◆ INSTRUCTIONS ◆
1 – Answer these from the article on Victoria Coren's EPT wins:
(a) How much money did Coren take home from last night's win?
(b) In what year did Coren first win the EPT?
(c) On average, how many women play at each tournament table of 10?
2 – Pick up the article on Victoria Coren's EPT wins right after the quoted passage from her memoir and keep writing it.

◆ EXCERPTED PASSAGE ◆
Begin

Archive | April, 2014

Victoria Coren’s historic double EPT win, and why gender still matters in poker

21 Apr

 

Victoria Coren

Victoria Coren Mitchell, with the hand that won her second EPT

So Vicky Coren (or rather Victoria Coren Mitchell, as she now is), won the European Poker Tour last night, taking home nearly £400,000. Absolutely bloody brilliant. In 2006 Coren became the first woman to win the EPT. Now she’s made history on gender-neutral terms as the first person ever to win it twice.

Gender shouldn’t matter in poker, but it still does. Play any tournament, and you’ll see an average of one woman for every table of 10. Go to a cash game in a casino outside Vegas, and you may find fewer still.

Why? Coren herself describes in her excellent memoir For Richer, For Poorer the initial fear at stepping into the all-male preserve of the Victoria Casino: “My second trip is by myself… I peep through the partition wall. There, just visible through the volcanic cloud of smoke, is the same cliquey gaggle of old men. A couple of them peer suspiciously at me. My stomach clenches with fear. I go back down the stairs, find my car, and go home.”

End

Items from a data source
Begin

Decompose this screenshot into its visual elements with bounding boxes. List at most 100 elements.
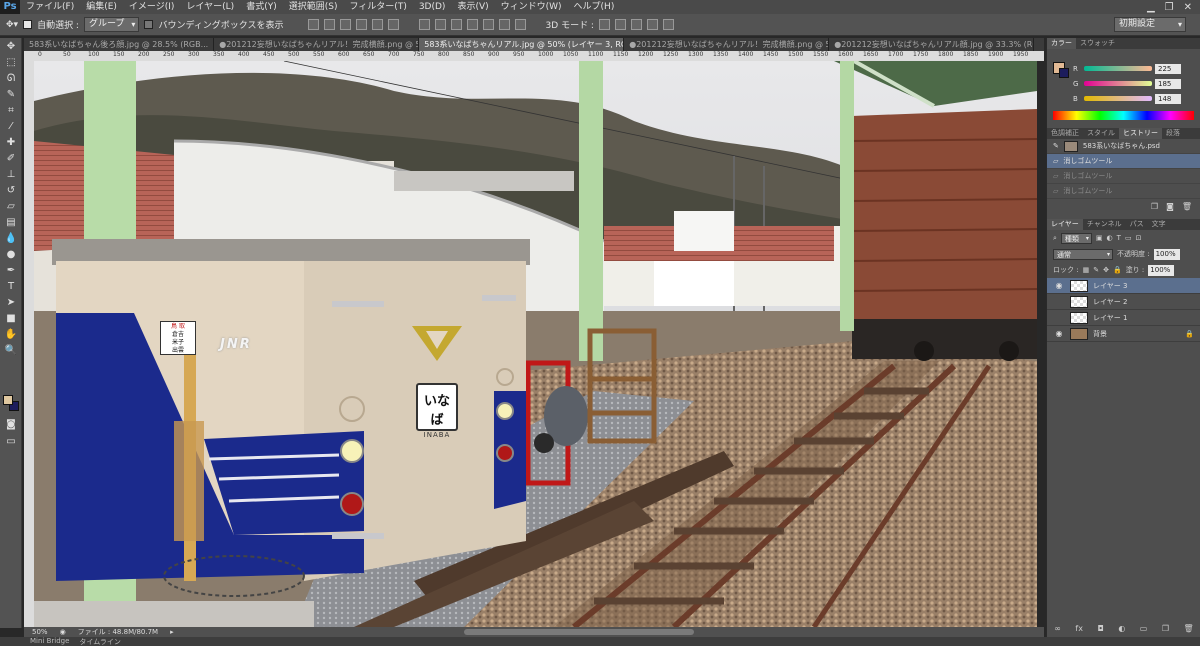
camera-icon[interactable]: ◙	[1166, 202, 1174, 211]
layer-row[interactable]: ◉ レイヤー 3	[1047, 278, 1200, 294]
g-slider[interactable]	[1084, 81, 1152, 86]
distribute-bottom-icon[interactable]	[450, 19, 462, 30]
filter-adjust-icon[interactable]: ◐	[1107, 234, 1113, 242]
dodge-icon[interactable]: ●	[3, 248, 19, 262]
horizontal-scrollbar[interactable]	[464, 629, 694, 635]
trash-icon[interactable]: 🗑	[1182, 202, 1192, 211]
eyedropper-icon[interactable]: ⁄	[3, 120, 19, 134]
menu-item[interactable]: 選択範囲(S)	[283, 0, 344, 14]
lock-transparent-icon[interactable]: ▦	[1083, 266, 1090, 274]
history-snapshot[interactable]: ✎ 583系いなばちゃん.psd	[1047, 139, 1200, 154]
layer-row[interactable]: ◉ 背景 🔒	[1047, 326, 1200, 342]
align-top-icon[interactable]	[307, 19, 319, 30]
document-tab[interactable]: 583系いなばちゃん後ろ顔.jpg @ 28.5% (RGB...	[24, 38, 215, 51]
quick-mask-icon[interactable]: ◙	[3, 418, 19, 432]
gradient-icon[interactable]: ▤	[3, 216, 19, 230]
fill-value[interactable]: 100%	[1148, 264, 1175, 276]
filter-pixel-icon[interactable]: ▣	[1096, 234, 1103, 242]
filter-shape-icon[interactable]: ▭	[1125, 234, 1132, 242]
3d-slide-icon[interactable]	[646, 19, 658, 30]
lock-all-icon[interactable]: 🔒	[1113, 266, 1122, 274]
history-brush-icon[interactable]: ↺	[3, 184, 19, 198]
menu-item[interactable]: 編集(E)	[80, 0, 123, 14]
distribute-top-icon[interactable]	[418, 19, 430, 30]
brush-icon[interactable]: ✐	[3, 152, 19, 166]
document-tab[interactable]: ●201212妄想いなばちゃんリアル！完成横顔.png @ 50...	[214, 38, 420, 51]
document-canvas[interactable]: 鳥 取 倉吉 米子 出雲 JNR いなば INABA	[34, 61, 1037, 627]
history-item[interactable]: ▱ 消しゴムツール	[1047, 169, 1200, 184]
link-icon[interactable]: ∞	[1054, 624, 1061, 633]
menu-item[interactable]: 3D(D)	[413, 0, 452, 14]
auto-select-checkbox[interactable]	[23, 20, 33, 29]
layers-panel-tab[interactable]: 文字	[1148, 219, 1170, 230]
color-spectrum[interactable]	[1053, 111, 1194, 120]
tab-swatches[interactable]: スウォッチ	[1076, 38, 1119, 49]
delete-layer-icon[interactable]: 🗑	[1184, 624, 1194, 633]
align-middle-icon[interactable]	[323, 19, 335, 30]
r-value[interactable]: 225	[1155, 63, 1181, 74]
menu-item[interactable]: 表示(V)	[451, 0, 494, 14]
align-left-icon[interactable]	[355, 19, 367, 30]
layers-panel-tab[interactable]: チャンネル	[1083, 219, 1126, 230]
3d-rotate-icon[interactable]	[598, 19, 610, 30]
adjustment-icon[interactable]: ◐	[1118, 624, 1125, 633]
layer-name[interactable]: 背景	[1093, 329, 1107, 339]
layer-name[interactable]: レイヤー 2	[1093, 297, 1127, 307]
folder-icon[interactable]: ▭	[1140, 624, 1148, 633]
3d-pan-icon[interactable]	[630, 19, 642, 30]
auto-align-icon[interactable]	[514, 19, 526, 30]
3d-scale-icon[interactable]	[662, 19, 674, 30]
foreground-color-swatch[interactable]	[3, 395, 13, 405]
hand-icon[interactable]: ✋	[3, 328, 19, 342]
layer-row[interactable]: レイヤー 1	[1047, 310, 1200, 326]
menu-item[interactable]: レイヤー(L)	[180, 0, 240, 14]
layer-name[interactable]: レイヤー 1	[1093, 313, 1127, 323]
history-panel-tab[interactable]: スタイル	[1083, 128, 1119, 139]
lock-paint-icon[interactable]: ✎	[1093, 266, 1099, 274]
bottom-tab[interactable]: Mini Bridge	[30, 637, 69, 646]
move-tool-icon[interactable]: ✥▾	[6, 20, 18, 30]
distribute-right-icon[interactable]	[498, 19, 510, 30]
path-select-icon[interactable]: ➤	[3, 296, 19, 310]
opacity-value[interactable]: 100%	[1153, 248, 1180, 260]
align-center-icon[interactable]	[371, 19, 383, 30]
layer-row[interactable]: レイヤー 2	[1047, 294, 1200, 310]
maximize-icon[interactable]: ❐	[1165, 2, 1174, 13]
eye-icon[interactable]: ◉	[1053, 329, 1065, 338]
move-icon[interactable]: ✥	[3, 40, 19, 54]
color-background-swatch[interactable]	[1059, 68, 1069, 78]
align-bottom-icon[interactable]	[339, 19, 351, 30]
filter-type-icon[interactable]: T	[1117, 234, 1121, 242]
menu-item[interactable]: フィルター(T)	[343, 0, 412, 14]
auto-select-dropdown[interactable]: グループ	[83, 17, 140, 32]
type-icon[interactable]: T	[3, 280, 19, 294]
r-slider[interactable]	[1084, 66, 1152, 71]
align-right-icon[interactable]	[387, 19, 399, 30]
blend-mode-dropdown[interactable]: 通常	[1053, 248, 1113, 260]
menu-item[interactable]: ウィンドウ(W)	[495, 0, 568, 14]
status-arrow-icon[interactable]: ▸	[170, 628, 174, 636]
clone-stamp-icon[interactable]: ⊥	[3, 168, 19, 182]
menu-item[interactable]: ファイル(F)	[20, 0, 80, 14]
distribute-left-icon[interactable]	[466, 19, 478, 30]
bottom-tab[interactable]: タイムライン	[79, 637, 121, 646]
history-panel-tab[interactable]: ヒストリー	[1119, 128, 1162, 139]
history-item[interactable]: ▱ 消しゴムツール	[1047, 154, 1200, 169]
zoom-level[interactable]: 50%	[32, 628, 48, 636]
history-item[interactable]: ▱ 消しゴムツール	[1047, 184, 1200, 199]
quick-select-icon[interactable]: ✎	[3, 88, 19, 102]
workspace-dropdown[interactable]: 初期設定	[1114, 17, 1186, 32]
screen-mode-icon[interactable]: ▭	[3, 435, 19, 449]
filter-smart-icon[interactable]: ⊡	[1136, 234, 1142, 242]
history-panel-tab[interactable]: 色調補正	[1047, 128, 1083, 139]
new-document-icon[interactable]: ❐	[1151, 202, 1158, 211]
lasso-icon[interactable]: ᘏ	[3, 72, 19, 86]
lock-move-icon[interactable]: ✥	[1103, 266, 1109, 274]
pen-icon[interactable]: ✒	[3, 264, 19, 278]
crop-icon[interactable]: ⌗	[3, 104, 19, 118]
document-tab[interactable]: ●201212妄想いなばちゃんリアル！完成横顔.png @ 50% (...	[624, 38, 830, 51]
mask-icon[interactable]: ◘	[1097, 624, 1103, 633]
bounding-box-checkbox[interactable]	[144, 20, 154, 29]
g-value[interactable]: 185	[1155, 78, 1181, 89]
eraser-icon[interactable]: ▱	[3, 200, 19, 214]
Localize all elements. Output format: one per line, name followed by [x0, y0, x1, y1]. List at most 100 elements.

End

◆ TASK ANSWERS ◆
1 –
(a) Nearly £400,000.
(b) 2006.
(c) One.

2 –
The smoke may have lifted, and the old men have mostly been replaced by young bucks in T-shirts and shades, but poker rooms can still be an intimidating environment for women. They are assumed to be conservative players, so more aggressive players will often re-raise them with marginal hands in the expectation of forcing a fold. The more attractive female players will get hit on mercilessly, and it’s not uncommon to hear jokes about “nice pairs” and “straddling” as soon as they step away from the table. Poker tournaments and the lesser websites (not PokerStars or Full Tilt, thankfully) are still often shamelessly promoted with bikini-clad dolly birds, as though we hadn’t left the ‘70s.

More insidiously, I have had several negative conversations about Vicky Coren at the poker table. It starts when they ask me how I got into poker. “I was taken to a home game by fellow journo Jon Ronson about ten years ago,” I explain. “I’d never played Texas Hold ‘Em, and was totally out of my depth. But as our host dispensed tips on how I should have played the hand, I realised how fascinating the game really was, how much I had to learn. The host was Vicky Coren.”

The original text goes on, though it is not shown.